• Dataset entries:
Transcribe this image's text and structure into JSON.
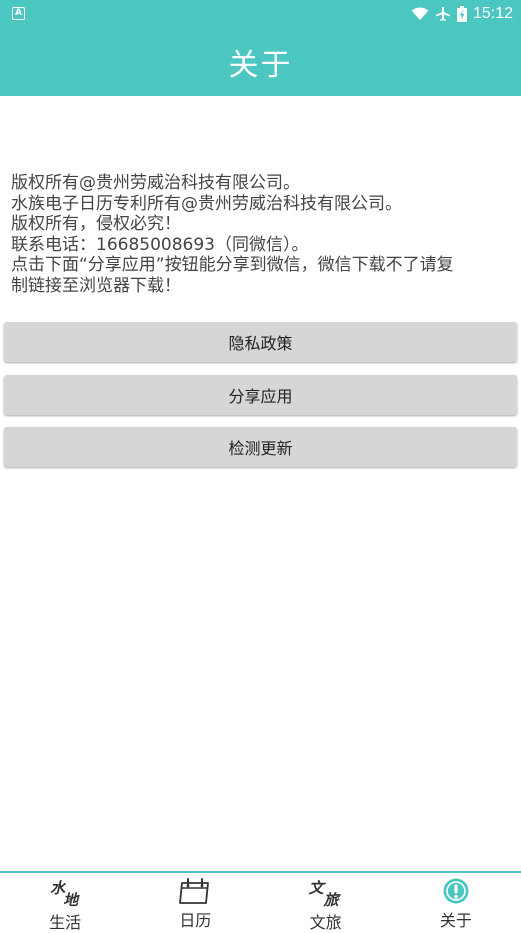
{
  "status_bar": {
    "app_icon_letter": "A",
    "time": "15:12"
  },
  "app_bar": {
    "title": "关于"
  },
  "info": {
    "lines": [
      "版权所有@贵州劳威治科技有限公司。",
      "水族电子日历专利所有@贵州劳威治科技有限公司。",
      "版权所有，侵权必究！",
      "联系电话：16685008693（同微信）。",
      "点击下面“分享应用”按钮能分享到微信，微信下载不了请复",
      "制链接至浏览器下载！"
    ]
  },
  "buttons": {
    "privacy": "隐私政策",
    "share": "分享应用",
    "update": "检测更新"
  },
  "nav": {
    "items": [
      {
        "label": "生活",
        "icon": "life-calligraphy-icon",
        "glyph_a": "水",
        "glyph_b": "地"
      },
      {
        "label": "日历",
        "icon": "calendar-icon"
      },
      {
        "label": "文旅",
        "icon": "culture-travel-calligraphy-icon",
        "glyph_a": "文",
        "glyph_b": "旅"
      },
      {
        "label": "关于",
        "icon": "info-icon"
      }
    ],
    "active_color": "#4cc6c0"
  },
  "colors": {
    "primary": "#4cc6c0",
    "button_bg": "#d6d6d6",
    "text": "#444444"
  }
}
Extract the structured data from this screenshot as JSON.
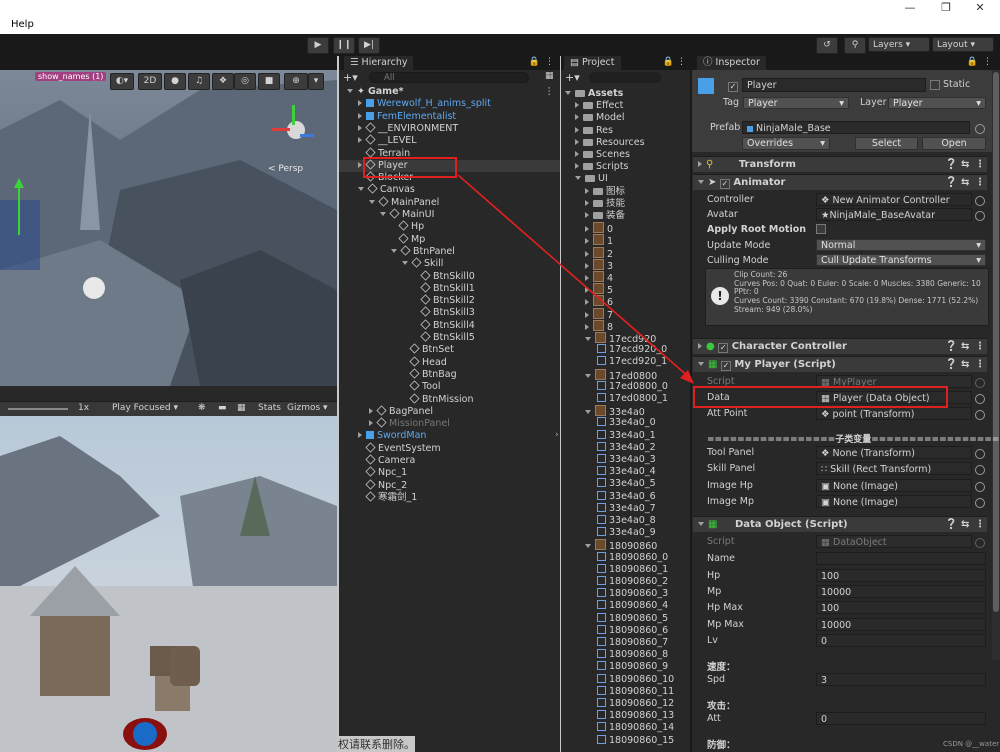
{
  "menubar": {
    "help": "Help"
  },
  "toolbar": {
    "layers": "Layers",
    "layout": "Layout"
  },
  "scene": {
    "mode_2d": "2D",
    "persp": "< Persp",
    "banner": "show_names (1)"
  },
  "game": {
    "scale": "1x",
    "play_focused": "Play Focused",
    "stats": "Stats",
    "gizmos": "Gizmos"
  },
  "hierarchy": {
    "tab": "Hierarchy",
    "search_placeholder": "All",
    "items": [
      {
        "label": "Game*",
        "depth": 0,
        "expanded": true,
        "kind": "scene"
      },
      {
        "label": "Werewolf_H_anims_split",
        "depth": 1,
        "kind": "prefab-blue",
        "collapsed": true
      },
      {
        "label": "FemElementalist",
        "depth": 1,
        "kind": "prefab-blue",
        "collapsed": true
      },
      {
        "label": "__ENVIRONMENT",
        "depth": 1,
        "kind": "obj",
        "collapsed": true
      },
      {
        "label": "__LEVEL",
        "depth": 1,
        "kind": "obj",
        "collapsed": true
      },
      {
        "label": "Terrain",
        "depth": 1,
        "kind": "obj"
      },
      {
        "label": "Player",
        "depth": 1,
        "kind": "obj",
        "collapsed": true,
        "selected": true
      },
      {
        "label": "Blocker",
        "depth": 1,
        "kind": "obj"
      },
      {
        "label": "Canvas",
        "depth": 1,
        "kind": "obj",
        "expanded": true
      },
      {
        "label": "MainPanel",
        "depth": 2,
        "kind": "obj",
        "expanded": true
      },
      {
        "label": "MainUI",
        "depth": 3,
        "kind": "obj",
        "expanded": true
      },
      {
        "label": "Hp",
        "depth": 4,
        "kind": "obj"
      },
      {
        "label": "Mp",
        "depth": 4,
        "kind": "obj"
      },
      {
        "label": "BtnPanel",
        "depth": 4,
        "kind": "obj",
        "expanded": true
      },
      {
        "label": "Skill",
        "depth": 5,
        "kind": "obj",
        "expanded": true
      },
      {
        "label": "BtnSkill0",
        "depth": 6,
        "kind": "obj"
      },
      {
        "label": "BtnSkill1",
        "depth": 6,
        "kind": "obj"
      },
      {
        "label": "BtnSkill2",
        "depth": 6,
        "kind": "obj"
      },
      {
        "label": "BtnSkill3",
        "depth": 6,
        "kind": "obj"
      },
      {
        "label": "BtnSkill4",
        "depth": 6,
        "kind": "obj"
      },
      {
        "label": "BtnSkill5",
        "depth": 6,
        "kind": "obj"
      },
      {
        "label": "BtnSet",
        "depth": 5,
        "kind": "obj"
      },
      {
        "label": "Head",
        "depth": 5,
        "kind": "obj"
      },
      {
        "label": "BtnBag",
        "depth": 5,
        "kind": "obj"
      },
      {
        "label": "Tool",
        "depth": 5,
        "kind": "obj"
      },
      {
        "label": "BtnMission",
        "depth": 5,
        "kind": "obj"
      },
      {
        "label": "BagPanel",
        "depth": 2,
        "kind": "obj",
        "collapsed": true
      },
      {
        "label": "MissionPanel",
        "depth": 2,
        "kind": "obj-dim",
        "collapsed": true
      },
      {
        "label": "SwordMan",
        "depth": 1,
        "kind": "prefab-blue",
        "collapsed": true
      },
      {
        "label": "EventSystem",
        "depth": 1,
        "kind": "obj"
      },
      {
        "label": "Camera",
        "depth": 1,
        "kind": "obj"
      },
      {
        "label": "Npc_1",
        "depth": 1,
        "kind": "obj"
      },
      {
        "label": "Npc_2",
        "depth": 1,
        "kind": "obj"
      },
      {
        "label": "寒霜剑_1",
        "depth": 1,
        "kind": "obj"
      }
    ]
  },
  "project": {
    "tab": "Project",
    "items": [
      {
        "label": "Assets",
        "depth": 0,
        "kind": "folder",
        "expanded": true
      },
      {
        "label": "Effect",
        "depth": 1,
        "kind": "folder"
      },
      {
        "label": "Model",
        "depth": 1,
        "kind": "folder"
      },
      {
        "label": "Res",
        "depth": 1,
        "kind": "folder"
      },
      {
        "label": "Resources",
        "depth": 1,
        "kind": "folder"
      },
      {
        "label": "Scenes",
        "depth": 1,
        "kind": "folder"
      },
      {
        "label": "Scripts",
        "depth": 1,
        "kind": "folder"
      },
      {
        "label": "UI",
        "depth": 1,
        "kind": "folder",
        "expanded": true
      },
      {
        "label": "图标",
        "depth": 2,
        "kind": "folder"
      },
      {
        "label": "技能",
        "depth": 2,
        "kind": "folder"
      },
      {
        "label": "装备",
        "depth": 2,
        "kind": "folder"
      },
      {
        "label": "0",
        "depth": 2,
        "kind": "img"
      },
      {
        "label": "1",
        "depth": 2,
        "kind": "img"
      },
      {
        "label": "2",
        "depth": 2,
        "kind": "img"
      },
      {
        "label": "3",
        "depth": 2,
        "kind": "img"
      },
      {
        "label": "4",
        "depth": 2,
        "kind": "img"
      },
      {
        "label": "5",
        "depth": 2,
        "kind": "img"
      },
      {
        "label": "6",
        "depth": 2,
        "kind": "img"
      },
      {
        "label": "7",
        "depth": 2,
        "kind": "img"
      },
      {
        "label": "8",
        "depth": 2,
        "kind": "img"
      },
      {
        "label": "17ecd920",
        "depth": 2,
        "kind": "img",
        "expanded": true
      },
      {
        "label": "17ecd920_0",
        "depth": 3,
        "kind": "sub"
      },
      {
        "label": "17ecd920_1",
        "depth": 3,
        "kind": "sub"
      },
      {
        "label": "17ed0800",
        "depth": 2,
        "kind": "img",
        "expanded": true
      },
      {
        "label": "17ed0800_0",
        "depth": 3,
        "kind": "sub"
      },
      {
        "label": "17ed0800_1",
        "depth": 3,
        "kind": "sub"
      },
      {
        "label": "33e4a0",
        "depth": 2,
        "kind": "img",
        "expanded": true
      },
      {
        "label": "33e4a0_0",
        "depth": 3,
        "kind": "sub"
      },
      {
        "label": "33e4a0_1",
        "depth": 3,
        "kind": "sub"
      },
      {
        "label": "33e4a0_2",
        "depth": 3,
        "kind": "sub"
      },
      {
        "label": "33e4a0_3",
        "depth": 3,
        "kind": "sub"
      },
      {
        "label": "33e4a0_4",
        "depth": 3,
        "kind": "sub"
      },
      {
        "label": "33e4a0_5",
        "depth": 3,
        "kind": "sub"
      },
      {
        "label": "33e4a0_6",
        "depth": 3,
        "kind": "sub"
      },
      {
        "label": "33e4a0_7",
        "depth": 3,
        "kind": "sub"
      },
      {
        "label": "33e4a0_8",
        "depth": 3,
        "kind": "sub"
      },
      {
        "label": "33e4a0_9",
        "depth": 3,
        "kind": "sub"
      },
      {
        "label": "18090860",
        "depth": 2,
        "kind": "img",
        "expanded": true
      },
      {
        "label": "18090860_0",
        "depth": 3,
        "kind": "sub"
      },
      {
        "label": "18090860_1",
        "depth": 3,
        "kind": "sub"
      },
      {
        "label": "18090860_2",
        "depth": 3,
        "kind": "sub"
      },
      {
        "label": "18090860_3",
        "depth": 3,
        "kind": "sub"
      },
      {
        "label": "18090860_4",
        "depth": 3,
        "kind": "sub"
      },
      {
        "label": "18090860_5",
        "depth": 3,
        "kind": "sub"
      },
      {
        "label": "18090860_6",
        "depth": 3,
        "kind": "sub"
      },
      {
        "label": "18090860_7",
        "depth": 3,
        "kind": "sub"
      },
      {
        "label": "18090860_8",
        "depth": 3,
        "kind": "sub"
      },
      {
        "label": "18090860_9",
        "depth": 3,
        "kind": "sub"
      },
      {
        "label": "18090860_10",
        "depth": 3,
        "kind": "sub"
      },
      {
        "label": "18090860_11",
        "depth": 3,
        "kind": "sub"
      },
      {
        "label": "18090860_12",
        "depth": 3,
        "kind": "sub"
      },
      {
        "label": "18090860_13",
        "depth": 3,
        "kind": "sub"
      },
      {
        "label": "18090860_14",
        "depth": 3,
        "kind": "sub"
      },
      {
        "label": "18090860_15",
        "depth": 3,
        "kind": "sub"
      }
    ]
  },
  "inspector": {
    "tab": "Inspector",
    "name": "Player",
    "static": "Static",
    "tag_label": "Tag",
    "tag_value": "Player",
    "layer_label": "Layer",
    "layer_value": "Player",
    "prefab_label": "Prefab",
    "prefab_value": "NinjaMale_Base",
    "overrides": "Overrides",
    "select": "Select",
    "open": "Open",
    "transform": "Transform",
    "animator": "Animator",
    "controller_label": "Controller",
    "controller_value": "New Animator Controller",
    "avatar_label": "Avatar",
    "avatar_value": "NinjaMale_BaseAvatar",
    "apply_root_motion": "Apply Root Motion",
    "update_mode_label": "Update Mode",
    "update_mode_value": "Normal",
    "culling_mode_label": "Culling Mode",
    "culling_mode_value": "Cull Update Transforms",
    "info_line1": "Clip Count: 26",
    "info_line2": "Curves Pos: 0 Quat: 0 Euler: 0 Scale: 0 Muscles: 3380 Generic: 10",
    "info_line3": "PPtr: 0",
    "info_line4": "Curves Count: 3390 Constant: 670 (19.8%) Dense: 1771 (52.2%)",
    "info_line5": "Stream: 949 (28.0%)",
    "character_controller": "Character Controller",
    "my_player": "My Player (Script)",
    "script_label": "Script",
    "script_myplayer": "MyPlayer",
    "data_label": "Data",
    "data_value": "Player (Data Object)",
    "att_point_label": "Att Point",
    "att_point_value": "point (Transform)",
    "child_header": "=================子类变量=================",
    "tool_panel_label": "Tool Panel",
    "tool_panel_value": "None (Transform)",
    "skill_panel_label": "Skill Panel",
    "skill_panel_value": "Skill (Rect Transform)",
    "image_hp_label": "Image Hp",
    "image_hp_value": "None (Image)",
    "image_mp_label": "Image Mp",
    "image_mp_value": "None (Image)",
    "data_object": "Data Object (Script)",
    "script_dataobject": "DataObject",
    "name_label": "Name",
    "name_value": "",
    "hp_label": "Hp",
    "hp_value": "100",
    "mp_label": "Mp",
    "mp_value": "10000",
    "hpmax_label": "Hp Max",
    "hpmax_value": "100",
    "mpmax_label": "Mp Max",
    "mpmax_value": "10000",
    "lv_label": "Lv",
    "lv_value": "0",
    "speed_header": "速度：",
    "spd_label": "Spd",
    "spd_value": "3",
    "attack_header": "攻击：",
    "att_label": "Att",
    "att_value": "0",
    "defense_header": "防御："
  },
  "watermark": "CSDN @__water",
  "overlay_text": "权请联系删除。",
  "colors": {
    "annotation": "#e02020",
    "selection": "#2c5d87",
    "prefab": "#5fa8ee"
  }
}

• Task objective: Pick out every line of the listing containing the word "calligraphy", and show those lines.

• Reply to the task:
        "icon": "life-calligraphy-icon",
        "icon": "culture-travel-calligraphy-icon",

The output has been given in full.